* _DATA LINES_
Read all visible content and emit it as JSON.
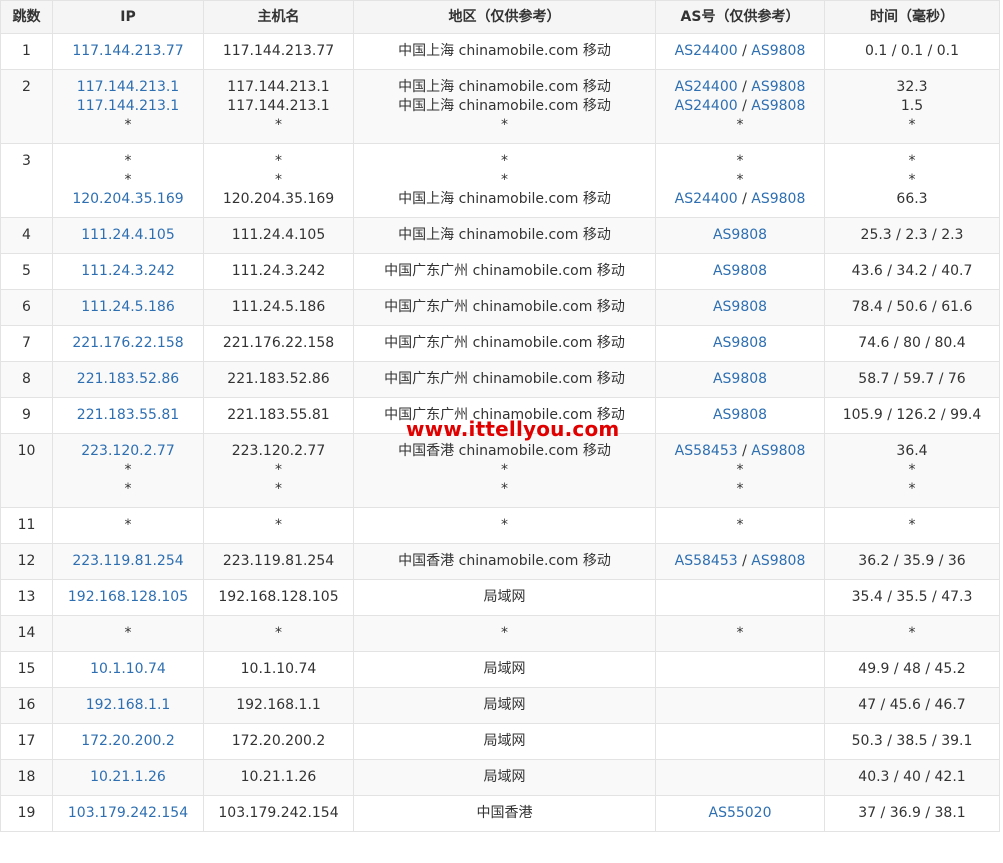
{
  "headers": {
    "hop": "跳数",
    "ip": "IP",
    "hostname": "主机名",
    "region": "地区（仅供参考）",
    "as": "AS号（仅供参考）",
    "time": "时间（毫秒）"
  },
  "watermark": "www.ittellyou.com",
  "hops": [
    {
      "hop": "1",
      "lines": [
        {
          "ip": "117.144.213.77",
          "host": "117.144.213.77",
          "region": "中国上海 chinamobile.com 移动",
          "as": [
            "AS24400",
            "AS9808"
          ],
          "time": "0.1 / 0.1 / 0.1"
        }
      ]
    },
    {
      "hop": "2",
      "lines": [
        {
          "ip": "117.144.213.1",
          "host": "117.144.213.1",
          "region": "中国上海 chinamobile.com 移动",
          "as": [
            "AS24400",
            "AS9808"
          ],
          "time": "32.3"
        },
        {
          "ip": "117.144.213.1",
          "host": "117.144.213.1",
          "region": "中国上海 chinamobile.com 移动",
          "as": [
            "AS24400",
            "AS9808"
          ],
          "time": "1.5"
        },
        {
          "ip": "*",
          "host": "*",
          "region": "*",
          "as": [
            "*"
          ],
          "time": "*"
        }
      ]
    },
    {
      "hop": "3",
      "lines": [
        {
          "ip": "*",
          "host": "*",
          "region": "*",
          "as": [
            "*"
          ],
          "time": "*"
        },
        {
          "ip": "*",
          "host": "*",
          "region": "*",
          "as": [
            "*"
          ],
          "time": "*"
        },
        {
          "ip": "120.204.35.169",
          "host": "120.204.35.169",
          "region": "中国上海 chinamobile.com 移动",
          "as": [
            "AS24400",
            "AS9808"
          ],
          "time": "66.3"
        }
      ]
    },
    {
      "hop": "4",
      "lines": [
        {
          "ip": "111.24.4.105",
          "host": "111.24.4.105",
          "region": "中国上海 chinamobile.com 移动",
          "as": [
            "AS9808"
          ],
          "time": "25.3 / 2.3 / 2.3"
        }
      ]
    },
    {
      "hop": "5",
      "lines": [
        {
          "ip": "111.24.3.242",
          "host": "111.24.3.242",
          "region": "中国广东广州 chinamobile.com 移动",
          "as": [
            "AS9808"
          ],
          "time": "43.6 / 34.2 / 40.7"
        }
      ]
    },
    {
      "hop": "6",
      "lines": [
        {
          "ip": "111.24.5.186",
          "host": "111.24.5.186",
          "region": "中国广东广州 chinamobile.com 移动",
          "as": [
            "AS9808"
          ],
          "time": "78.4 / 50.6 / 61.6"
        }
      ]
    },
    {
      "hop": "7",
      "lines": [
        {
          "ip": "221.176.22.158",
          "host": "221.176.22.158",
          "region": "中国广东广州 chinamobile.com 移动",
          "as": [
            "AS9808"
          ],
          "time": "74.6 / 80 / 80.4"
        }
      ]
    },
    {
      "hop": "8",
      "lines": [
        {
          "ip": "221.183.52.86",
          "host": "221.183.52.86",
          "region": "中国广东广州 chinamobile.com 移动",
          "as": [
            "AS9808"
          ],
          "time": "58.7 / 59.7 / 76"
        }
      ]
    },
    {
      "hop": "9",
      "lines": [
        {
          "ip": "221.183.55.81",
          "host": "221.183.55.81",
          "region": "中国广东广州 chinamobile.com 移动",
          "as": [
            "AS9808"
          ],
          "time": "105.9 / 126.2 / 99.4"
        }
      ]
    },
    {
      "hop": "10",
      "lines": [
        {
          "ip": "223.120.2.77",
          "host": "223.120.2.77",
          "region": "中国香港 chinamobile.com 移动",
          "as": [
            "AS58453",
            "AS9808"
          ],
          "time": "36.4"
        },
        {
          "ip": "*",
          "host": "*",
          "region": "*",
          "as": [
            "*"
          ],
          "time": "*"
        },
        {
          "ip": "*",
          "host": "*",
          "region": "*",
          "as": [
            "*"
          ],
          "time": "*"
        }
      ]
    },
    {
      "hop": "11",
      "lines": [
        {
          "ip": "*",
          "host": "*",
          "region": "*",
          "as": [
            "*"
          ],
          "time": "*"
        }
      ]
    },
    {
      "hop": "12",
      "lines": [
        {
          "ip": "223.119.81.254",
          "host": "223.119.81.254",
          "region": "中国香港 chinamobile.com 移动",
          "as": [
            "AS58453",
            "AS9808"
          ],
          "time": "36.2 / 35.9 / 36"
        }
      ]
    },
    {
      "hop": "13",
      "lines": [
        {
          "ip": "192.168.128.105",
          "host": "192.168.128.105",
          "region": "局域网",
          "as": [],
          "time": "35.4 / 35.5 / 47.3"
        }
      ]
    },
    {
      "hop": "14",
      "lines": [
        {
          "ip": "*",
          "host": "*",
          "region": "*",
          "as": [
            "*"
          ],
          "time": "*"
        }
      ]
    },
    {
      "hop": "15",
      "lines": [
        {
          "ip": "10.1.10.74",
          "host": "10.1.10.74",
          "region": "局域网",
          "as": [],
          "time": "49.9 / 48 / 45.2"
        }
      ]
    },
    {
      "hop": "16",
      "lines": [
        {
          "ip": "192.168.1.1",
          "host": "192.168.1.1",
          "region": "局域网",
          "as": [],
          "time": "47 / 45.6 / 46.7"
        }
      ]
    },
    {
      "hop": "17",
      "lines": [
        {
          "ip": "172.20.200.2",
          "host": "172.20.200.2",
          "region": "局域网",
          "as": [],
          "time": "50.3 / 38.5 / 39.1"
        }
      ]
    },
    {
      "hop": "18",
      "lines": [
        {
          "ip": "10.21.1.26",
          "host": "10.21.1.26",
          "region": "局域网",
          "as": [],
          "time": "40.3 / 40 / 42.1"
        }
      ]
    },
    {
      "hop": "19",
      "lines": [
        {
          "ip": "103.179.242.154",
          "host": "103.179.242.154",
          "region": "中国香港",
          "as": [
            "AS55020"
          ],
          "time": "37 / 36.9 / 38.1"
        }
      ]
    }
  ],
  "colors": {
    "link": "#2e6fb2",
    "header_bg": "#f5f5f5",
    "alt_row_bg": "#f9f9f9",
    "border": "#e3e3e3",
    "watermark": "#e00000"
  }
}
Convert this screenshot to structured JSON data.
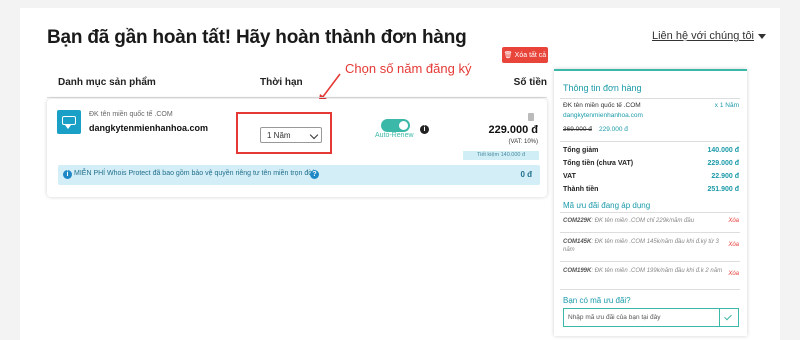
{
  "header": {
    "title": "Bạn đã gần hoàn tất! Hãy hoàn thành đơn hàng",
    "contact_label": "Liên hệ với chúng tôi"
  },
  "cart": {
    "delete_all_label": "Xóa tất cả",
    "annotation": "Chọn số năm đăng ký",
    "columns": {
      "product": "Danh mục sản phẩm",
      "period": "Thời hạn",
      "amount": "Số tiền"
    },
    "item": {
      "type": "ĐK tên miền quốc tế .COM",
      "domain": "dangkytenmienhanhoa.com",
      "period_selected": "1 Năm",
      "auto_renew_label": "Auto-Renew",
      "auto_renew_on": true,
      "price": "229.000 đ",
      "vat_note": "(VAT: 10%)",
      "saving": "Tiết kiệm 140.000 đ"
    },
    "promo": {
      "text": "MIỄN PHÍ Whois Protect đã bao gồm bảo vệ quyền riêng tư tên miền trọn đời",
      "amount": "0 đ"
    }
  },
  "summary": {
    "title": "Thông tin đơn hàng",
    "item_name": "ĐK tên miền quốc tế .COM",
    "item_qty": "x 1 Năm",
    "item_domain": "dangkytenmienhanhoa.com",
    "item_old_price": "369.000 đ",
    "item_new_price": "229.000 đ",
    "rows": [
      {
        "label": "Tổng giảm",
        "value": "140.000 đ"
      },
      {
        "label": "Tổng tiền (chưa VAT)",
        "value": "229.000 đ"
      },
      {
        "label": "VAT",
        "value": "22.900 đ"
      },
      {
        "label": "Thành tiền",
        "value": "251.900 đ"
      }
    ],
    "discounts_title": "Mã ưu đãi đang áp dụng",
    "discounts": [
      {
        "code": "COM229K",
        "desc": ": ĐK tên miền .COM chỉ 229k/năm đầu",
        "remove": "Xóa"
      },
      {
        "code": "COM145K",
        "desc": ": ĐK tên miền .COM 145k/năm đầu khi đ.ký từ 3 năm",
        "remove": "Xóa"
      },
      {
        "code": "COM199K",
        "desc": ": ĐK tên miền .COM 199k/năm đầu khi đ.k 2 năm",
        "remove": "Xóa"
      }
    ],
    "code_question": "Bạn có mã ưu đãi?",
    "code_placeholder": "Nhập mã ưu đãi của bạn tại đây"
  }
}
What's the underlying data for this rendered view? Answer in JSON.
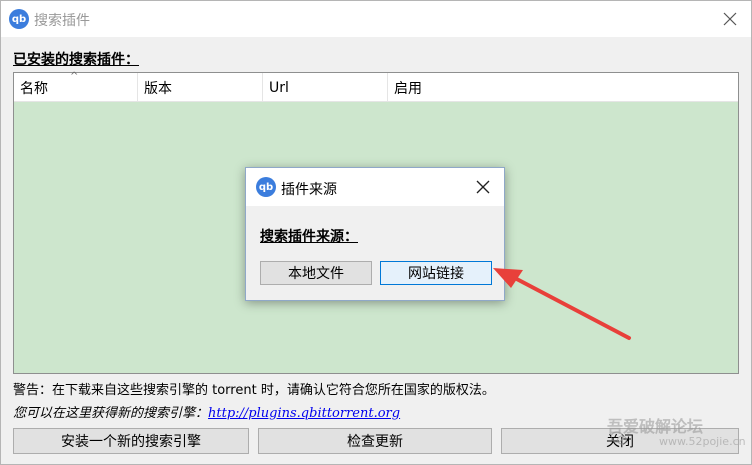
{
  "window": {
    "app_icon_text": "qb",
    "title": "搜索插件"
  },
  "main": {
    "installed_label": "已安装的搜索插件：",
    "columns": [
      "名称",
      "版本",
      "Url",
      "启用"
    ],
    "warning": "警告：在下载来自这些搜索引擎的 torrent 时，请确认它符合您所在国家的版权法。",
    "hint_prefix": "您可以在这里获得新的搜索引擎：",
    "hint_link": "http://plugins.qbittorrent.org",
    "buttons": {
      "install": "安装一个新的搜索引擎",
      "check_updates": "检查更新",
      "close": "关闭"
    }
  },
  "dialog": {
    "app_icon_text": "qb",
    "title": "插件来源",
    "label": "搜索插件来源：",
    "local_file": "本地文件",
    "web_link": "网站链接"
  },
  "annotation": {
    "arrow_color": "#e8403a"
  },
  "watermark": {
    "text": "吾爱破解论坛",
    "url": "www.52pojie.cn"
  }
}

* _EXERCISE DETAILS_
Check each line of the entries above for the word "hàng". List the ones that have it.

* _WRITTEN ANSWER_
    "title": "Bạn đã gần hoàn tất! Hãy hoàn thành đơn hàng",
    "title": "Thông tin đơn hàng",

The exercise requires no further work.